■ Rows
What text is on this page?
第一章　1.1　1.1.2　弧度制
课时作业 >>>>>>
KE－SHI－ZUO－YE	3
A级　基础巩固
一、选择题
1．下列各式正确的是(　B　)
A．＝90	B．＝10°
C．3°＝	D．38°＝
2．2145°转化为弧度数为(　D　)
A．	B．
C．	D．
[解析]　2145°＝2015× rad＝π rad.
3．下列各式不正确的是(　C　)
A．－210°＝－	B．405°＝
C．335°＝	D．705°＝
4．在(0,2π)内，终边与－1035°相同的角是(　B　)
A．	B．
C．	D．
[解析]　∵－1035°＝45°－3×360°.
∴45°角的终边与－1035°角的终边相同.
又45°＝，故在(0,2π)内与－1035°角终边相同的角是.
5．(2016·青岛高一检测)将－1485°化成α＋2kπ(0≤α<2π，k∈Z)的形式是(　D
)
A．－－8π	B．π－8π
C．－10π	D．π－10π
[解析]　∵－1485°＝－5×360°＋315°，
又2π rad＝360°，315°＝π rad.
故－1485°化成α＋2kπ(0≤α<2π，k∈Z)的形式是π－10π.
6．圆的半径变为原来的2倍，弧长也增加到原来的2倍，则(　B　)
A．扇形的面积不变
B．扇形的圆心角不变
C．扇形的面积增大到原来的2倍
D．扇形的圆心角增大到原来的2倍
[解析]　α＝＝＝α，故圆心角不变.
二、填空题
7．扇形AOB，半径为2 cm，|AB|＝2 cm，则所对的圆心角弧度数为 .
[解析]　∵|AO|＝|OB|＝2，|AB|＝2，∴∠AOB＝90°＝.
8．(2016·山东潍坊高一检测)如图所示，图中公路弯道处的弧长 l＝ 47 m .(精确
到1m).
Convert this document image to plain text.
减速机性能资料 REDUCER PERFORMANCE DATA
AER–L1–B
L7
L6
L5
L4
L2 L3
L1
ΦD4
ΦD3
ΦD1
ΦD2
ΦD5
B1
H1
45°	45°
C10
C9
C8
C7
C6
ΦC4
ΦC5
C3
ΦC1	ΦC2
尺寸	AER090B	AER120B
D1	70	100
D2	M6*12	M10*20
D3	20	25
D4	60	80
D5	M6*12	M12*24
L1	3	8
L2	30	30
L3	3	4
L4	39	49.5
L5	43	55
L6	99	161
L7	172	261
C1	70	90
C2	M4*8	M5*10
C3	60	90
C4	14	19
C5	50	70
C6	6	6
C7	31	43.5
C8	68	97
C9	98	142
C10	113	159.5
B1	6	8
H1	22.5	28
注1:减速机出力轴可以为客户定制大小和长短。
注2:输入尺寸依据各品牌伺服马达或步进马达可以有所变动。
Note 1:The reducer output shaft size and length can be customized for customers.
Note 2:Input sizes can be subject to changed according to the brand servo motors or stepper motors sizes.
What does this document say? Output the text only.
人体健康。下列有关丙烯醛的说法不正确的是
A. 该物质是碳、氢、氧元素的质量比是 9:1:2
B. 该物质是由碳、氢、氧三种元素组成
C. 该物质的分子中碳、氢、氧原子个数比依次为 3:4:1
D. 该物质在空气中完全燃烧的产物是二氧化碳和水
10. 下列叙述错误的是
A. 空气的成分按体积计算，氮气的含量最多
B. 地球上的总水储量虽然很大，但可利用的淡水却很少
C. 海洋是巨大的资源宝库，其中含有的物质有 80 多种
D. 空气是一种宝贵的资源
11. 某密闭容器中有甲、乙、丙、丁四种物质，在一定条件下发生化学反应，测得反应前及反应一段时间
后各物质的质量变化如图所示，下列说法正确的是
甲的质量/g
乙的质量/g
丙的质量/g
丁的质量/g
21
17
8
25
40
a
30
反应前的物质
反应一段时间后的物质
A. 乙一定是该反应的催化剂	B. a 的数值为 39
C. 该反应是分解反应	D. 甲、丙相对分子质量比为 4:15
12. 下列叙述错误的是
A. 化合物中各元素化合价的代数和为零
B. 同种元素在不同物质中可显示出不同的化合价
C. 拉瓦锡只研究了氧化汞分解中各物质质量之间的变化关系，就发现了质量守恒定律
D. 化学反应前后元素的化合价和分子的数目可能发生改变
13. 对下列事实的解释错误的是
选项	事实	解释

■ Description of the task
List each line holding the string "this".

■ Exercise answer
What text is on this page?
Convert this document image to plain text.
What does this document say? Output the text only.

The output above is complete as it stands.